• **Written exercise**: Reproduce the listing below word for word, with no pictures.

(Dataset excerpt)
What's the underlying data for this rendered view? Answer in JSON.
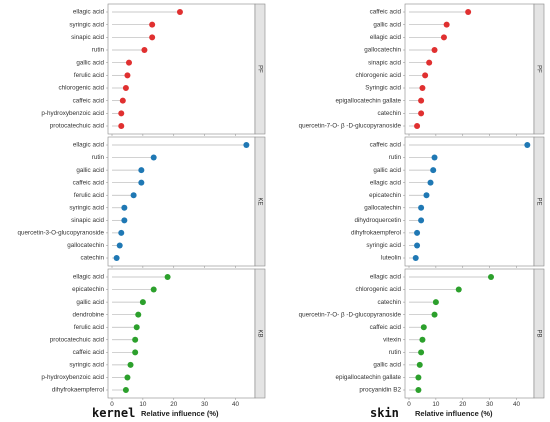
{
  "figure": {
    "left_group_label": "kernel",
    "right_group_label": "skin",
    "xlabel": "Relative influence (%)"
  },
  "chart_data": [
    {
      "type": "scatter",
      "panel": "kernel",
      "strip": "PF",
      "color": "#e03030",
      "categories": [
        "ellagic acid",
        "syringic acid",
        "sinapic acid",
        "rutin",
        "gallic acid",
        "ferulic acid",
        "chlorogenic acid",
        "caffeic acid",
        "p-hydroxybenzoic acid",
        "protocatechuic acid"
      ],
      "values": [
        22,
        13,
        13,
        10.5,
        5.5,
        5,
        4.5,
        3.5,
        3,
        3
      ],
      "xlim": [
        0,
        45
      ],
      "xticks": [
        0,
        10,
        20,
        30,
        40
      ],
      "xtick_labels_visible": false
    },
    {
      "type": "scatter",
      "panel": "kernel",
      "strip": "KE",
      "color": "#1f78b4",
      "categories": [
        "ellagic acid",
        "rutin",
        "gallic acid",
        "caffeic acid",
        "ferulic acid",
        "syringic acid",
        "sinapic acid",
        "quercetin-3-O-glucopyranoside",
        "gallocatechin",
        "catechin"
      ],
      "values": [
        43.5,
        13.5,
        9.5,
        9.5,
        7,
        4,
        4,
        3,
        2.5,
        1.5
      ],
      "xlim": [
        0,
        45
      ],
      "xticks": [
        0,
        10,
        20,
        30,
        40
      ],
      "xtick_labels_visible": false
    },
    {
      "type": "scatter",
      "panel": "kernel",
      "strip": "KB",
      "color": "#2ca02c",
      "categories": [
        "ellagic acid",
        "epicatechin",
        "gallic acid",
        "dendrobine",
        "ferulic acid",
        "protocatechuic acid",
        "caffeic acid",
        "syringic acid",
        "p-hydroxybenzoic acid",
        "dihyfrokaempferrol"
      ],
      "values": [
        18,
        13.5,
        10,
        8.5,
        8,
        7.5,
        7.5,
        6,
        5,
        4.5
      ],
      "xlim": [
        0,
        45
      ],
      "xticks": [
        0,
        10,
        20,
        30,
        40
      ],
      "xtick_labels_visible": true
    },
    {
      "type": "scatter",
      "panel": "skin",
      "strip": "PF",
      "color": "#e03030",
      "categories": [
        "caffeic acid",
        "gallic acid",
        "ellagic acid",
        "gallocatechin",
        "sinapic acid",
        "chlorogenic acid",
        "Syringic acid",
        "epigallocatechin gallate",
        "catechin",
        "quercetin-7-O- β -D-glucopyranoside"
      ],
      "values": [
        22,
        14,
        13,
        9.5,
        7.5,
        6,
        5,
        4.5,
        4.5,
        3
      ],
      "xlim": [
        0,
        45
      ],
      "xticks": [
        0,
        10,
        20,
        30,
        40
      ],
      "xtick_labels_visible": false
    },
    {
      "type": "scatter",
      "panel": "skin",
      "strip": "PE",
      "color": "#1f78b4",
      "categories": [
        "caffeic acid",
        "rutin",
        "gallic acid",
        "ellagic acid",
        "epicatechin",
        "gallocatechin",
        "dihydroquercetin",
        "dihyfrokaempferol",
        "syringic acid",
        "luteolin"
      ],
      "values": [
        44,
        9.5,
        9,
        8,
        6.5,
        4.5,
        4.5,
        3,
        3,
        2.5
      ],
      "xlim": [
        0,
        45
      ],
      "xticks": [
        0,
        10,
        20,
        30,
        40
      ],
      "xtick_labels_visible": false
    },
    {
      "type": "scatter",
      "panel": "skin",
      "strip": "PB",
      "color": "#2ca02c",
      "categories": [
        "ellagic acid",
        "chlorogenic acid",
        "catechin",
        "quercetin-7-O- β -D-glucopyranoside",
        "caffeic acid",
        "vitexin",
        "rutin",
        "gallic acid",
        "epigallocatechin gallate",
        "procyanidin B2"
      ],
      "values": [
        30.5,
        18.5,
        10,
        9.5,
        5.5,
        5,
        4.5,
        4,
        3.5,
        3.5
      ],
      "xlim": [
        0,
        45
      ],
      "xticks": [
        0,
        10,
        20,
        30,
        40
      ],
      "xtick_labels_visible": true
    }
  ]
}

• **Response**:
What's the underlying data for this rendered view? Answer in JSON.
{
  "figure": {
    "left_group_label": "kernel",
    "right_group_label": "skin",
    "xlabel": "Relative influence (%)"
  },
  "chart_data": [
    {
      "type": "scatter",
      "panel": "kernel",
      "strip": "PF",
      "color": "#e03030",
      "categories": [
        "ellagic acid",
        "syringic acid",
        "sinapic acid",
        "rutin",
        "gallic acid",
        "ferulic acid",
        "chlorogenic acid",
        "caffeic acid",
        "p-hydroxybenzoic acid",
        "protocatechuic acid"
      ],
      "values": [
        22,
        13,
        13,
        10.5,
        5.5,
        5,
        4.5,
        3.5,
        3,
        3
      ],
      "xlim": [
        0,
        45
      ],
      "xticks": [
        0,
        10,
        20,
        30,
        40
      ],
      "xtick_labels_visible": false
    },
    {
      "type": "scatter",
      "panel": "kernel",
      "strip": "KE",
      "color": "#1f78b4",
      "categories": [
        "ellagic acid",
        "rutin",
        "gallic acid",
        "caffeic acid",
        "ferulic acid",
        "syringic acid",
        "sinapic acid",
        "quercetin-3-O-glucopyranoside",
        "gallocatechin",
        "catechin"
      ],
      "values": [
        43.5,
        13.5,
        9.5,
        9.5,
        7,
        4,
        4,
        3,
        2.5,
        1.5
      ],
      "xlim": [
        0,
        45
      ],
      "xticks": [
        0,
        10,
        20,
        30,
        40
      ],
      "xtick_labels_visible": false
    },
    {
      "type": "scatter",
      "panel": "kernel",
      "strip": "KB",
      "color": "#2ca02c",
      "categories": [
        "ellagic acid",
        "epicatechin",
        "gallic acid",
        "dendrobine",
        "ferulic acid",
        "protocatechuic acid",
        "caffeic acid",
        "syringic acid",
        "p-hydroxybenzoic acid",
        "dihyfrokaempferrol"
      ],
      "values": [
        18,
        13.5,
        10,
        8.5,
        8,
        7.5,
        7.5,
        6,
        5,
        4.5
      ],
      "xlim": [
        0,
        45
      ],
      "xticks": [
        0,
        10,
        20,
        30,
        40
      ],
      "xtick_labels_visible": true
    },
    {
      "type": "scatter",
      "panel": "skin",
      "strip": "PF",
      "color": "#e03030",
      "categories": [
        "caffeic acid",
        "gallic acid",
        "ellagic acid",
        "gallocatechin",
        "sinapic acid",
        "chlorogenic acid",
        "Syringic acid",
        "epigallocatechin gallate",
        "catechin",
        "quercetin-7-O- β -D-glucopyranoside"
      ],
      "values": [
        22,
        14,
        13,
        9.5,
        7.5,
        6,
        5,
        4.5,
        4.5,
        3
      ],
      "xlim": [
        0,
        45
      ],
      "xticks": [
        0,
        10,
        20,
        30,
        40
      ],
      "xtick_labels_visible": false
    },
    {
      "type": "scatter",
      "panel": "skin",
      "strip": "PE",
      "color": "#1f78b4",
      "categories": [
        "caffeic acid",
        "rutin",
        "gallic acid",
        "ellagic acid",
        "epicatechin",
        "gallocatechin",
        "dihydroquercetin",
        "dihyfrokaempferol",
        "syringic acid",
        "luteolin"
      ],
      "values": [
        44,
        9.5,
        9,
        8,
        6.5,
        4.5,
        4.5,
        3,
        3,
        2.5
      ],
      "xlim": [
        0,
        45
      ],
      "xticks": [
        0,
        10,
        20,
        30,
        40
      ],
      "xtick_labels_visible": false
    },
    {
      "type": "scatter",
      "panel": "skin",
      "strip": "PB",
      "color": "#2ca02c",
      "categories": [
        "ellagic acid",
        "chlorogenic acid",
        "catechin",
        "quercetin-7-O- β -D-glucopyranoside",
        "caffeic acid",
        "vitexin",
        "rutin",
        "gallic acid",
        "epigallocatechin gallate",
        "procyanidin B2"
      ],
      "values": [
        30.5,
        18.5,
        10,
        9.5,
        5.5,
        5,
        4.5,
        4,
        3.5,
        3.5
      ],
      "xlim": [
        0,
        45
      ],
      "xticks": [
        0,
        10,
        20,
        30,
        40
      ],
      "xtick_labels_visible": true
    }
  ]
}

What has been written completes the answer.